WHAT THIS TASK INVOLVES ▸ Will you give the material below again, every line exactly as it is?

DATA SHOWN ▸
##########
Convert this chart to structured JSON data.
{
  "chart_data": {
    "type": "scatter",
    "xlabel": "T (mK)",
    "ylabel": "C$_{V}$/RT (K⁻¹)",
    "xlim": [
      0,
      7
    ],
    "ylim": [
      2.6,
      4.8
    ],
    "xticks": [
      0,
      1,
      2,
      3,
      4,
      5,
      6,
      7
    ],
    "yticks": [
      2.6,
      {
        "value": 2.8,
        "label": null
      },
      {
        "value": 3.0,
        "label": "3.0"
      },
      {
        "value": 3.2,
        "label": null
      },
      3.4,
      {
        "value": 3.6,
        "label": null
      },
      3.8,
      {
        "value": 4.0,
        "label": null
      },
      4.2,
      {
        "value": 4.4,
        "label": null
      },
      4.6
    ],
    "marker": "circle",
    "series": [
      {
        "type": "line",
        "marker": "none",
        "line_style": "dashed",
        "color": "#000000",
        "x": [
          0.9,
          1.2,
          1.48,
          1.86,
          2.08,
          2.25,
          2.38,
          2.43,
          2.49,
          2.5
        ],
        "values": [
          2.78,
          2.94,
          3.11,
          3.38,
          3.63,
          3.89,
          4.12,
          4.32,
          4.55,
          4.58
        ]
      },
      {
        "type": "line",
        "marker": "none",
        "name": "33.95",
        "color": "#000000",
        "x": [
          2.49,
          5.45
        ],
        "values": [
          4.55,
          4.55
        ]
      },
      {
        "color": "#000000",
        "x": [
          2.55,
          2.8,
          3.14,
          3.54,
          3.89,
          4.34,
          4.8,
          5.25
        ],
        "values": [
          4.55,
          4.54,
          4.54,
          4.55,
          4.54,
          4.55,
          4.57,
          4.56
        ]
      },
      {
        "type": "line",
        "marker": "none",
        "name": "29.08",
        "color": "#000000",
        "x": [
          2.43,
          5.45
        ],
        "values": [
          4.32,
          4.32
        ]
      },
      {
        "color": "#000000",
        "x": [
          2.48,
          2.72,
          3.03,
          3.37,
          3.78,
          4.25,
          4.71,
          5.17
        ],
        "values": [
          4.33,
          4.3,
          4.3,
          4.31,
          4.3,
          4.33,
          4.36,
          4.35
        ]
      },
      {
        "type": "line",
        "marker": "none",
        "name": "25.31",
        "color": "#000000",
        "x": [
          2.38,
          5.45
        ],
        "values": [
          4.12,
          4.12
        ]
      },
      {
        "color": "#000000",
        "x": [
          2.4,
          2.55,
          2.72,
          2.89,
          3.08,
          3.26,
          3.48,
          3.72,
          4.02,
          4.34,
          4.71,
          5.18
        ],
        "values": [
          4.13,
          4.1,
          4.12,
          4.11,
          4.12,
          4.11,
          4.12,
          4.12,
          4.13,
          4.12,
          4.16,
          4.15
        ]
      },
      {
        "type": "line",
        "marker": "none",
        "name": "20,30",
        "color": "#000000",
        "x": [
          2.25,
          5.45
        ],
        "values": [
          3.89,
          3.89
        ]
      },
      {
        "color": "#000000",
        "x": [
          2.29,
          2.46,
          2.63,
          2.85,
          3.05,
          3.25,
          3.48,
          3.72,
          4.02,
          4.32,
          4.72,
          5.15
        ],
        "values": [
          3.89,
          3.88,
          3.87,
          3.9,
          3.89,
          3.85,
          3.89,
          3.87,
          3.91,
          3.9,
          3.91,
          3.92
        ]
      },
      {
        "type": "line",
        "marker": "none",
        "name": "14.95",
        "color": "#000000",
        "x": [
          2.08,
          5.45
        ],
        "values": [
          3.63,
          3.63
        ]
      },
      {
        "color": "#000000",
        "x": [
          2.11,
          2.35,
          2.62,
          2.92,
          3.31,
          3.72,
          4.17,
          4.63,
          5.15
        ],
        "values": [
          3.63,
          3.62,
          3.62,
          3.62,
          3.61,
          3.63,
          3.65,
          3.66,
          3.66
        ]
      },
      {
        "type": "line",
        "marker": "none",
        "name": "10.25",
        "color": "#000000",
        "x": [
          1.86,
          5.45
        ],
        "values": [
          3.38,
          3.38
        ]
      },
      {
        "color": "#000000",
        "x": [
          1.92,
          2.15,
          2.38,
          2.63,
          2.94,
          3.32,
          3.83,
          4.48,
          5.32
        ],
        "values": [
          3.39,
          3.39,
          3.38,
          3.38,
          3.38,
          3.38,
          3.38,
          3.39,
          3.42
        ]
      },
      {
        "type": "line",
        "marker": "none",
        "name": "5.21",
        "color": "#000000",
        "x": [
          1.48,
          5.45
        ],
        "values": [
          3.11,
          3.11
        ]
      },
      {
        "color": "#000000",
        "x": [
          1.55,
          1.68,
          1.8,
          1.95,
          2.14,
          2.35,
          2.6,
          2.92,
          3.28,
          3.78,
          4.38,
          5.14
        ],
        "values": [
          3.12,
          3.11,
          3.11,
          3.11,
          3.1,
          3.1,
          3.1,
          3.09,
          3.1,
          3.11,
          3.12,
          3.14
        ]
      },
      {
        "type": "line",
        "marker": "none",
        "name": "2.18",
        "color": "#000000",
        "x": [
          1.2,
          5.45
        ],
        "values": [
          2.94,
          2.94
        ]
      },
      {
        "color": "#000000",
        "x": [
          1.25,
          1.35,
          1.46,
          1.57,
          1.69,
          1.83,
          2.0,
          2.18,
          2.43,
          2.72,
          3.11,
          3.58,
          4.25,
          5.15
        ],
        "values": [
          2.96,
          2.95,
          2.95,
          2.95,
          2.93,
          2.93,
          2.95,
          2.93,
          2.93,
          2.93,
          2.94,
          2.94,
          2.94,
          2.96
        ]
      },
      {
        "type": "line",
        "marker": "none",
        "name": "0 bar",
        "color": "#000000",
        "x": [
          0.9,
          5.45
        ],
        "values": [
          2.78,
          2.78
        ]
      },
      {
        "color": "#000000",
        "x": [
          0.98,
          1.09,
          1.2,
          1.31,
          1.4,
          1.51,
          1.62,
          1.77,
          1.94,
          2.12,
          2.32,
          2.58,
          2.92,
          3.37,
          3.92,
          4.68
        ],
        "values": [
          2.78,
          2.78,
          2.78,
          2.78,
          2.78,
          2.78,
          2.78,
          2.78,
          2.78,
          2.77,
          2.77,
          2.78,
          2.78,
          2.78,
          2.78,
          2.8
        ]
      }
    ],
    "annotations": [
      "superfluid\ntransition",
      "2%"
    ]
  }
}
##########
SOLVED EXERCISE ▸
Convert this chart to structured JSON data.
{
  "chart_data": {
    "type": "scatter",
    "xlabel": "T (mK)",
    "ylabel": "C$_{V}$/RT (K⁻¹)",
    "xlim": [
      0,
      7
    ],
    "ylim": [
      2.6,
      4.8
    ],
    "xticks": [
      0,
      1,
      2,
      3,
      4,
      5,
      6,
      7
    ],
    "yticks": [
      2.6,
      {
        "value": 2.8,
        "label": null
      },
      {
        "value": 3.0,
        "label": "3.0"
      },
      {
        "value": 3.2,
        "label": null
      },
      3.4,
      {
        "value": 3.6,
        "label": null
      },
      3.8,
      {
        "value": 4.0,
        "label": null
      },
      4.2,
      {
        "value": 4.4,
        "label": null
      },
      4.6
    ],
    "marker": "circle",
    "series": [
      {
        "type": "line",
        "marker": "none",
        "line_style": "dashed",
        "color": "#000000",
        "x": [
          0.9,
          1.2,
          1.48,
          1.86,
          2.08,
          2.25,
          2.38,
          2.43,
          2.49,
          2.5
        ],
        "values": [
          2.78,
          2.94,
          3.11,
          3.38,
          3.63,
          3.89,
          4.12,
          4.32,
          4.55,
          4.58
        ]
      },
      {
        "type": "line",
        "marker": "none",
        "name": "33.95",
        "color": "#000000",
        "x": [
          2.49,
          5.45
        ],
        "values": [
          4.55,
          4.55
        ]
      },
      {
        "color": "#000000",
        "x": [
          2.55,
          2.8,
          3.14,
          3.54,
          3.89,
          4.34,
          4.8,
          5.25
        ],
        "values": [
          4.55,
          4.54,
          4.54,
          4.55,
          4.54,
          4.55,
          4.57,
          4.56
        ]
      },
      {
        "type": "line",
        "marker": "none",
        "name": "29.08",
        "color": "#000000",
        "x": [
          2.43,
          5.45
        ],
        "values": [
          4.32,
          4.32
        ]
      },
      {
        "color": "#000000",
        "x": [
          2.48,
          2.72,
          3.03,
          3.37,
          3.78,
          4.25,
          4.71,
          5.17
        ],
        "values": [
          4.33,
          4.3,
          4.3,
          4.31,
          4.3,
          4.33,
          4.36,
          4.35
        ]
      },
      {
        "type": "line",
        "marker": "none",
        "name": "25.31",
        "color": "#000000",
        "x": [
          2.38,
          5.45
        ],
        "values": [
          4.12,
          4.12
        ]
      },
      {
        "color": "#000000",
        "x": [
          2.4,
          2.55,
          2.72,
          2.89,
          3.08,
          3.26,
          3.48,
          3.72,
          4.02,
          4.34,
          4.71,
          5.18
        ],
        "values": [
          4.13,
          4.1,
          4.12,
          4.11,
          4.12,
          4.11,
          4.12,
          4.12,
          4.13,
          4.12,
          4.16,
          4.15
        ]
      },
      {
        "type": "line",
        "marker": "none",
        "name": "20,30",
        "color": "#000000",
        "x": [
          2.25,
          5.45
        ],
        "values": [
          3.89,
          3.89
        ]
      },
      {
        "color": "#000000",
        "x": [
          2.29,
          2.46,
          2.63,
          2.85,
          3.05,
          3.25,
          3.48,
          3.72,
          4.02,
          4.32,
          4.72,
          5.15
        ],
        "values": [
          3.89,
          3.88,
          3.87,
          3.9,
          3.89,
          3.85,
          3.89,
          3.87,
          3.91,
          3.9,
          3.91,
          3.92
        ]
      },
      {
        "type": "line",
        "marker": "none",
        "name": "14.95",
        "color": "#000000",
        "x": [
          2.08,
          5.45
        ],
        "values": [
          3.63,
          3.63
        ]
      },
      {
        "color": "#000000",
        "x": [
          2.11,
          2.35,
          2.62,
          2.92,
          3.31,
          3.72,
          4.17,
          4.63,
          5.15
        ],
        "values": [
          3.63,
          3.62,
          3.62,
          3.62,
          3.61,
          3.63,
          3.65,
          3.66,
          3.66
        ]
      },
      {
        "type": "line",
        "marker": "none",
        "name": "10.25",
        "color": "#000000",
        "x": [
          1.86,
          5.45
        ],
        "values": [
          3.38,
          3.38
        ]
      },
      {
        "color": "#000000",
        "x": [
          1.92,
          2.15,
          2.38,
          2.63,
          2.94,
          3.32,
          3.83,
          4.48,
          5.32
        ],
        "values": [
          3.39,
          3.39,
          3.38,
          3.38,
          3.38,
          3.38,
          3.38,
          3.39,
          3.42
        ]
      },
      {
        "type": "line",
        "marker": "none",
        "name": "5.21",
        "color": "#000000",
        "x": [
          1.48,
          5.45
        ],
        "values": [
          3.11,
          3.11
        ]
      },
      {
        "color": "#000000",
        "x": [
          1.55,
          1.68,
          1.8,
          1.95,
          2.14,
          2.35,
          2.6,
          2.92,
          3.28,
          3.78,
          4.38,
          5.14
        ],
        "values": [
          3.12,
          3.11,
          3.11,
          3.11,
          3.1,
          3.1,
          3.1,
          3.09,
          3.1,
          3.11,
          3.12,
          3.14
        ]
      },
      {
        "type": "line",
        "marker": "none",
        "name": "2.18",
        "color": "#000000",
        "x": [
          1.2,
          5.45
        ],
        "values": [
          2.94,
          2.94
        ]
      },
      {
        "color": "#000000",
        "x": [
          1.25,
          1.35,
          1.46,
          1.57,
          1.69,
          1.83,
          2.0,
          2.18,
          2.43,
          2.72,
          3.11,
          3.58,
          4.25,
          5.15
        ],
        "values": [
          2.96,
          2.95,
          2.95,
          2.95,
          2.93,
          2.93,
          2.95,
          2.93,
          2.93,
          2.93,
          2.94,
          2.94,
          2.94,
          2.96
        ]
      },
      {
        "type": "line",
        "marker": "none",
        "name": "0 bar",
        "color": "#000000",
        "x": [
          0.9,
          5.45
        ],
        "values": [
          2.78,
          2.78
        ]
      },
      {
        "color": "#000000",
        "x": [
          0.98,
          1.09,
          1.2,
          1.31,
          1.4,
          1.51,
          1.62,
          1.77,
          1.94,
          2.12,
          2.32,
          2.58,
          2.92,
          3.37,
          3.92,
          4.68
        ],
        "values": [
          2.78,
          2.78,
          2.78,
          2.78,
          2.78,
          2.78,
          2.78,
          2.78,
          2.78,
          2.77,
          2.77,
          2.78,
          2.78,
          2.78,
          2.78,
          2.8
        ]
      }
    ],
    "annotations": [
      "superfluid\ntransition",
      "2%"
    ]
  }
}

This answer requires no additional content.